WHAT IS REQUIRED: Go through the lines below and copy each one that holds the string "Posted".
# # #
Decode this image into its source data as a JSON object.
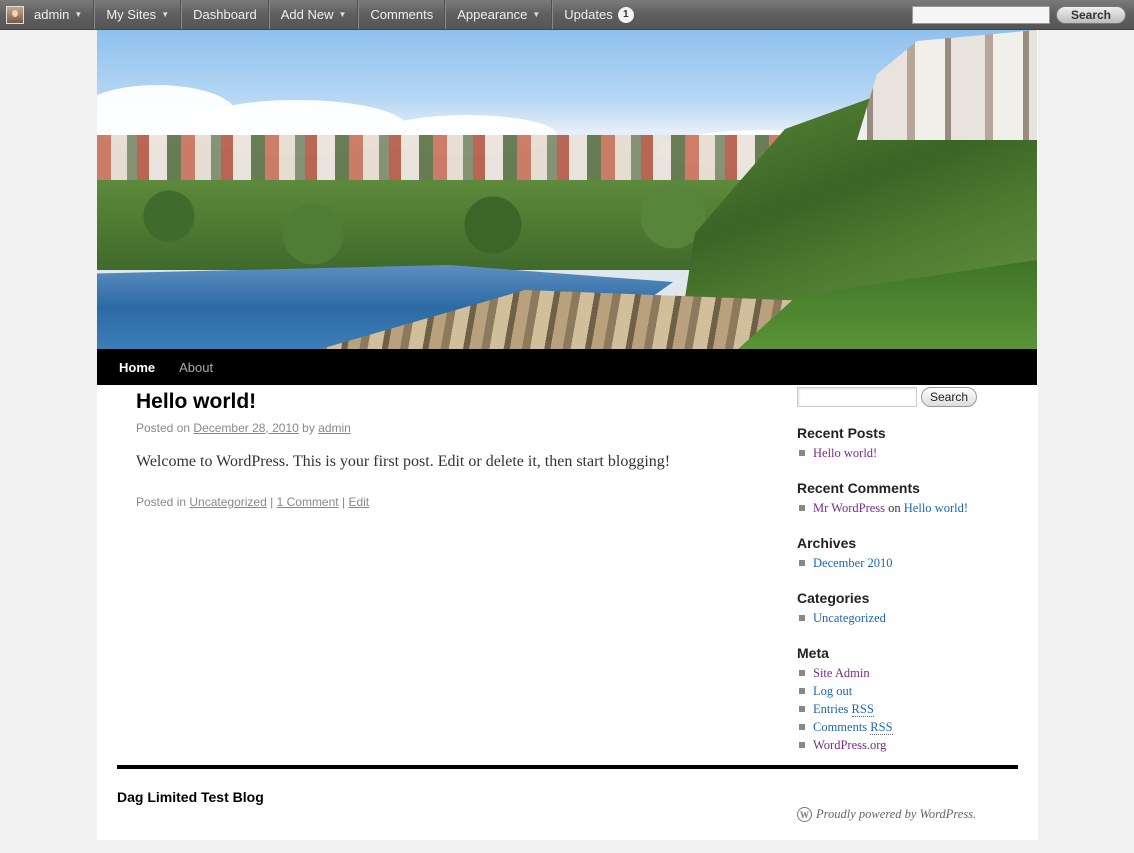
{
  "admin_bar": {
    "user": "admin",
    "items": [
      {
        "label": "My Sites",
        "has_menu": true
      },
      {
        "label": "Dashboard",
        "has_menu": false
      },
      {
        "label": "Add New",
        "has_menu": true
      },
      {
        "label": "Comments",
        "has_menu": false
      },
      {
        "label": "Appearance",
        "has_menu": true
      },
      {
        "label": "Updates",
        "has_menu": false
      }
    ],
    "updates_count": "1",
    "search_button": "Search",
    "search_value": ""
  },
  "nav": {
    "home": "Home",
    "about": "About"
  },
  "post": {
    "title": "Hello world!",
    "posted_on": "Posted on",
    "date": "December 28, 2010",
    "by": "by",
    "author": "admin",
    "content": "Welcome to WordPress. This is your first post. Edit or delete it, then start blogging!",
    "posted_in": "Posted in",
    "category": "Uncategorized",
    "sep": "|",
    "comments": "1 Comment",
    "edit": "Edit"
  },
  "sidebar": {
    "search_button": "Search",
    "search_value": "",
    "recent_posts": {
      "title": "Recent Posts",
      "items": [
        "Hello world!"
      ]
    },
    "recent_comments": {
      "title": "Recent Comments",
      "author": "Mr WordPress",
      "on": "on",
      "post": "Hello world!"
    },
    "archives": {
      "title": "Archives",
      "items": [
        "December 2010"
      ]
    },
    "categories": {
      "title": "Categories",
      "items": [
        "Uncategorized"
      ]
    },
    "meta": {
      "title": "Meta",
      "site_admin": "Site Admin",
      "log_out": "Log out",
      "entries": "Entries",
      "comments": "Comments",
      "rss": "RSS",
      "wordpress_org": "WordPress.org"
    }
  },
  "footer": {
    "site_title": "Dag Limited Test Blog",
    "powered": "Proudly powered by WordPress."
  }
}
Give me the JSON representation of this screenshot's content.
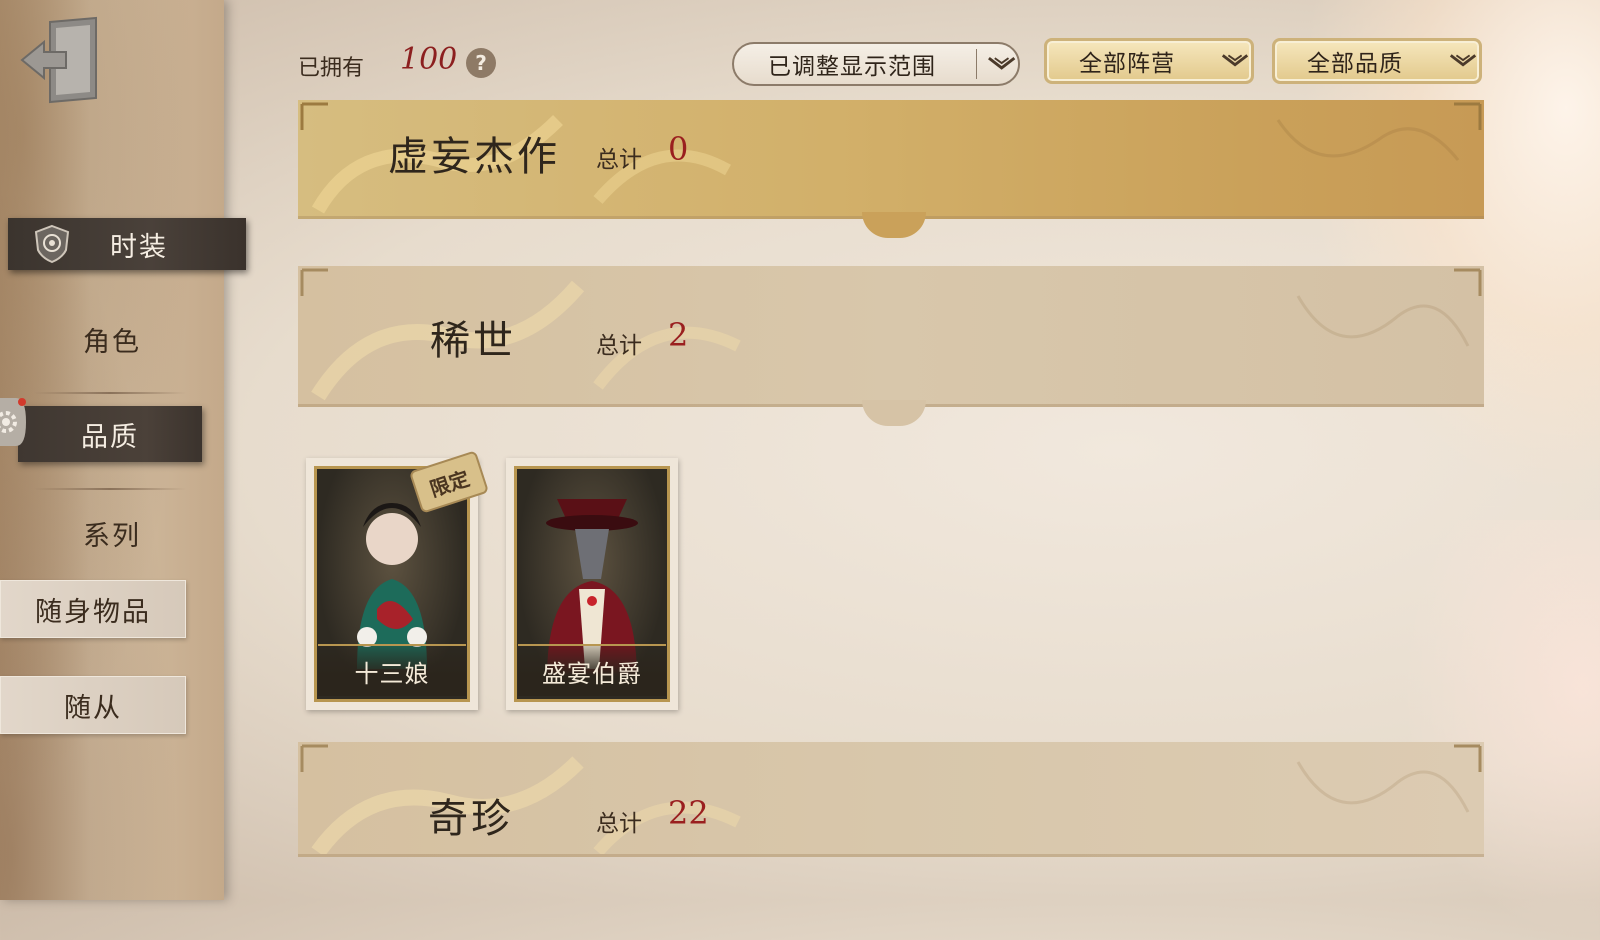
{
  "sidebar": {
    "exit_icon": "exit-door-icon",
    "items": [
      {
        "label": "时装",
        "icon": "shield-emblem-icon"
      },
      {
        "label": "角色"
      },
      {
        "label": "品质"
      },
      {
        "label": "系列"
      },
      {
        "label": "随身物品"
      },
      {
        "label": "随从"
      }
    ]
  },
  "topbar": {
    "owned_label": "已拥有",
    "owned_value": "100",
    "help_icon": "?",
    "range_filter": "已调整显示范围",
    "camp_filter": "全部阵营",
    "quality_filter": "全部品质"
  },
  "categories": [
    {
      "title": "虚妄杰作",
      "total_label": "总计",
      "total": "0"
    },
    {
      "title": "稀世",
      "total_label": "总计",
      "total": "2"
    },
    {
      "title": "奇珍",
      "total_label": "总计",
      "total": "22"
    }
  ],
  "skins": [
    {
      "name": "十三娘",
      "tag": "限定"
    },
    {
      "name": "盛宴伯爵"
    }
  ],
  "colors": {
    "accent_red": "#9a1f1f",
    "gold": "#cdb27a",
    "dark_tab": "#3f3731"
  }
}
# # #
SOLUTION TO THE PROBLEM:
    "posted_on": "Posted on",
    "posted_in": "Posted in",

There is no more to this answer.